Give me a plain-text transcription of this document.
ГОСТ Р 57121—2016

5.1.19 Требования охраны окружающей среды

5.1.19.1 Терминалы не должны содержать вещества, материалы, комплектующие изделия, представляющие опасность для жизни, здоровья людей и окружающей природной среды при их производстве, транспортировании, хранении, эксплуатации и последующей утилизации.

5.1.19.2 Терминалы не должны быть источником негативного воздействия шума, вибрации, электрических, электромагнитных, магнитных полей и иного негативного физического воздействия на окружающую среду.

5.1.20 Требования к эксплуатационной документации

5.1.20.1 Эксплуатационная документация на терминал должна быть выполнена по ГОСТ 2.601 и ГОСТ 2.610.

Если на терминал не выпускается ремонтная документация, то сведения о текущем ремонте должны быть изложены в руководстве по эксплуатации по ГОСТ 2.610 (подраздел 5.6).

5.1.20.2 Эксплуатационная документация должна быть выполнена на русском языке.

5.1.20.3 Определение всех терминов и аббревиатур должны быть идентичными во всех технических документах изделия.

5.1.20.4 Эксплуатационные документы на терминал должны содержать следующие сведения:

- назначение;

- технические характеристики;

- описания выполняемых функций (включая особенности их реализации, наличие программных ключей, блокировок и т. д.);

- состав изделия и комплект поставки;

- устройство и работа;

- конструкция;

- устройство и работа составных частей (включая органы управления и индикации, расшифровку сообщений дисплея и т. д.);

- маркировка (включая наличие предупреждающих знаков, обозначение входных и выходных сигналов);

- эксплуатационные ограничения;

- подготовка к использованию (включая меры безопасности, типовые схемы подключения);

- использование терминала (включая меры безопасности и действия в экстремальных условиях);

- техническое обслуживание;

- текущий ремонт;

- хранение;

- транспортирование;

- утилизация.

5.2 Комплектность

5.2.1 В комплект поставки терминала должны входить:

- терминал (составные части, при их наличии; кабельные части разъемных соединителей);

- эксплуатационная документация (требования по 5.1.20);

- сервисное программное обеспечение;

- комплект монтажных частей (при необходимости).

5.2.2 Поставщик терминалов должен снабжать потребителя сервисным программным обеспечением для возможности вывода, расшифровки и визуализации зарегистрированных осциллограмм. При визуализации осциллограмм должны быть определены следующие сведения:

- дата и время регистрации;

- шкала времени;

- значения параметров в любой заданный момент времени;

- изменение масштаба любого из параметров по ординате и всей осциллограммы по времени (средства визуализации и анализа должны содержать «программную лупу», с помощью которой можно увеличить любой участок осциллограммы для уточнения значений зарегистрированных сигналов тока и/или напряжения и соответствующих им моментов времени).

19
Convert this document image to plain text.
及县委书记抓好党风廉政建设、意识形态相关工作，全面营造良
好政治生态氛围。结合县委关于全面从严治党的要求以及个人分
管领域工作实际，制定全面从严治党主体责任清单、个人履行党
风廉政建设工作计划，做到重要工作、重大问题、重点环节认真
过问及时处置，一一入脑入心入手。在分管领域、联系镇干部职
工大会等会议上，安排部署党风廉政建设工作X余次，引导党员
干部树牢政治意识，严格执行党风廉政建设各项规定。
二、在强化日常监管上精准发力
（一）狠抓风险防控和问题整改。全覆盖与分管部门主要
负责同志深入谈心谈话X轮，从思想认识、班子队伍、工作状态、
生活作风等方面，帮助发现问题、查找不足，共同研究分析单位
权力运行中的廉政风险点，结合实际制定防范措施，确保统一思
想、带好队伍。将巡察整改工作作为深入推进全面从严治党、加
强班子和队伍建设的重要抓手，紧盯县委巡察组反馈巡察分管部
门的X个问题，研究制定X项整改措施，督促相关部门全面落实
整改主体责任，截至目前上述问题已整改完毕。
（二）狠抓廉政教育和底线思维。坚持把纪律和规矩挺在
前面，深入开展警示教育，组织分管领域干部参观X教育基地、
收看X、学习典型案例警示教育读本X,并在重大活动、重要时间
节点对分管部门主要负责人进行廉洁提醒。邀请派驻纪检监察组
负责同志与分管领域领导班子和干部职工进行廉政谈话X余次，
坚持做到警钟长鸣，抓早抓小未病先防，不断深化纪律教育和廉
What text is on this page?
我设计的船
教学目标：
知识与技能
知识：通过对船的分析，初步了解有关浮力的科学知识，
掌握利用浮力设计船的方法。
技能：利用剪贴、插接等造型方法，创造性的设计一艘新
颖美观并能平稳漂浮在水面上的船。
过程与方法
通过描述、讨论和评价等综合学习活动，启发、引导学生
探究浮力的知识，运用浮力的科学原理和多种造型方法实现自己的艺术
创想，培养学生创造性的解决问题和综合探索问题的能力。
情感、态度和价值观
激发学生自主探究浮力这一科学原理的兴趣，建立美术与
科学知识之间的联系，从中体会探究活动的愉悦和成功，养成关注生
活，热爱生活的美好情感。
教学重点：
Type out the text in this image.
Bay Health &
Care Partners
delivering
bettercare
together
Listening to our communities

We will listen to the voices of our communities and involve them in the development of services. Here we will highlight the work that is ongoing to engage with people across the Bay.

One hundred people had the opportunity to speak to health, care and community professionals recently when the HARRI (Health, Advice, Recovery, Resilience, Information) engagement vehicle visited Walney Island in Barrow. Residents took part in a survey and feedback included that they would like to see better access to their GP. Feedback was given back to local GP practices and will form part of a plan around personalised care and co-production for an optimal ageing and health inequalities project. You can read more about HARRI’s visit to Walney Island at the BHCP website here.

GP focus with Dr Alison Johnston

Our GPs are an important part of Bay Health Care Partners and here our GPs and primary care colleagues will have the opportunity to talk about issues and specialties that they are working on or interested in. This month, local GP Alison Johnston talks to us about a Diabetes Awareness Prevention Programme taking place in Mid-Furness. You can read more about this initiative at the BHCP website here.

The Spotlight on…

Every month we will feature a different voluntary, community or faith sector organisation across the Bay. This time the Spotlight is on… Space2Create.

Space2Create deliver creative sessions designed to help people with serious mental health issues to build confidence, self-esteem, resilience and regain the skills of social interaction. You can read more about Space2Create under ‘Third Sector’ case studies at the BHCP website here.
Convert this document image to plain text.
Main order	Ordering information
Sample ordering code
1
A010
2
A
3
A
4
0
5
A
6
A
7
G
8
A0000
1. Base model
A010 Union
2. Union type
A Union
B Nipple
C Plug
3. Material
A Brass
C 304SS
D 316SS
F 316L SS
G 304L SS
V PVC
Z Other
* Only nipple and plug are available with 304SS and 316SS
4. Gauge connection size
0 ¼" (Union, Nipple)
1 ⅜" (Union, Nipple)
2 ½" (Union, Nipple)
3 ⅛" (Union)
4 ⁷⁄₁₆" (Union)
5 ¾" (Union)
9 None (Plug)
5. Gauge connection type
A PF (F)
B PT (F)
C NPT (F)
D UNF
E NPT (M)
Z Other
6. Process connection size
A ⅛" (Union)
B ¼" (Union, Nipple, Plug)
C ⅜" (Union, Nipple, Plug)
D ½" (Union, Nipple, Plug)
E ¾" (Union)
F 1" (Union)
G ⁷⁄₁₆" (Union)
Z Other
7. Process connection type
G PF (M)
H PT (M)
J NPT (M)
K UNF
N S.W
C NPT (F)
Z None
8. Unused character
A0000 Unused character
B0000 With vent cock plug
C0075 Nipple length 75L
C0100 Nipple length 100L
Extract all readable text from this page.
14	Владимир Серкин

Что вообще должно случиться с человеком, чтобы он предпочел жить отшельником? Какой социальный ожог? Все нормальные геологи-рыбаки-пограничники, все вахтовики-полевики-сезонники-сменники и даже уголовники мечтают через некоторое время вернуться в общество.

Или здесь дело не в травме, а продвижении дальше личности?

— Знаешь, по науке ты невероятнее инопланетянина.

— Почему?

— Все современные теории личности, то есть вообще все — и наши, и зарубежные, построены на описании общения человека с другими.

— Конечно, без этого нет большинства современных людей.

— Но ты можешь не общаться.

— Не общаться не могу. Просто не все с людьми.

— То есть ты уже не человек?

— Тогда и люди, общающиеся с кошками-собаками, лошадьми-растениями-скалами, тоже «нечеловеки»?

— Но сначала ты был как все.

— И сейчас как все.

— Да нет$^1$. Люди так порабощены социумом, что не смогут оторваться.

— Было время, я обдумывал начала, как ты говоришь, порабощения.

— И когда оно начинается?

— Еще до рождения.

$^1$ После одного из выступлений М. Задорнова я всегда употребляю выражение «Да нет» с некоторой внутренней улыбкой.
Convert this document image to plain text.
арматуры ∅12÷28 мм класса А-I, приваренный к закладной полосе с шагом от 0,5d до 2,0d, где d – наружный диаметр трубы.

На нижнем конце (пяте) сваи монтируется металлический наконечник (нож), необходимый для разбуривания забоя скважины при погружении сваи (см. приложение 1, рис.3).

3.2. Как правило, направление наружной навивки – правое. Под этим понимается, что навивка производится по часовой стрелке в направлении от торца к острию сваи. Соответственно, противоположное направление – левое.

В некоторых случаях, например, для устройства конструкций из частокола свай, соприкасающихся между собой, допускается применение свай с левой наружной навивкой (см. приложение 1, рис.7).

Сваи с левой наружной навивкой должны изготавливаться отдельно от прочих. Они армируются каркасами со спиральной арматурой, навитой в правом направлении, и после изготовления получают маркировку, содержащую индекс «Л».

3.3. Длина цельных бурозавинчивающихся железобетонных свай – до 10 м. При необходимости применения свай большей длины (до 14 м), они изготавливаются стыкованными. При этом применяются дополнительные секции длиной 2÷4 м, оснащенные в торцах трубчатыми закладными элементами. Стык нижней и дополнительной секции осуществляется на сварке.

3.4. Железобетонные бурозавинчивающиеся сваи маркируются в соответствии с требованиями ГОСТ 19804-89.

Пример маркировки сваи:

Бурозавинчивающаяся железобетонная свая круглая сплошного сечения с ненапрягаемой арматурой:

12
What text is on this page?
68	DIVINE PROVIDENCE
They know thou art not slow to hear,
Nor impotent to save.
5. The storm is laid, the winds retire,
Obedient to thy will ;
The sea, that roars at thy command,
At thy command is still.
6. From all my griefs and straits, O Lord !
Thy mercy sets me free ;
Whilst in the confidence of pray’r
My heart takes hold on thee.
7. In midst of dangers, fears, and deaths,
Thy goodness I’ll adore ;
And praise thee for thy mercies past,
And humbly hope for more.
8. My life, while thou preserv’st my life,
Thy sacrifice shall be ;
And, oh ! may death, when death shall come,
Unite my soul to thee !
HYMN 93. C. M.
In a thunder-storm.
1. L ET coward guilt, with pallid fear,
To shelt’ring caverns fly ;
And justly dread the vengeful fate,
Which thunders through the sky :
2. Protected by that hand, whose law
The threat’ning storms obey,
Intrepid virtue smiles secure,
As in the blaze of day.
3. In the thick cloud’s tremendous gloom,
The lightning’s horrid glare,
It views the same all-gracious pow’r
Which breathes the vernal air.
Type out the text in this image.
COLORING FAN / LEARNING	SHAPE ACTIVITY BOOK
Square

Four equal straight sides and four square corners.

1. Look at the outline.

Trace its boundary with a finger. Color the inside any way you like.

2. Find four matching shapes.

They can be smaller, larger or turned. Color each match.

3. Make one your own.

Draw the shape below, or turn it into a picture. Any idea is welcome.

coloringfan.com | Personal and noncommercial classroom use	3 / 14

- Objective
Go through the material line by line. Show each line that contains the string "есть".

- The reply
— Все современные теории личности, то есть вообще все — и наши, и зарубежные, построены на описании общения человека с другими.
— То есть ты уже не человек?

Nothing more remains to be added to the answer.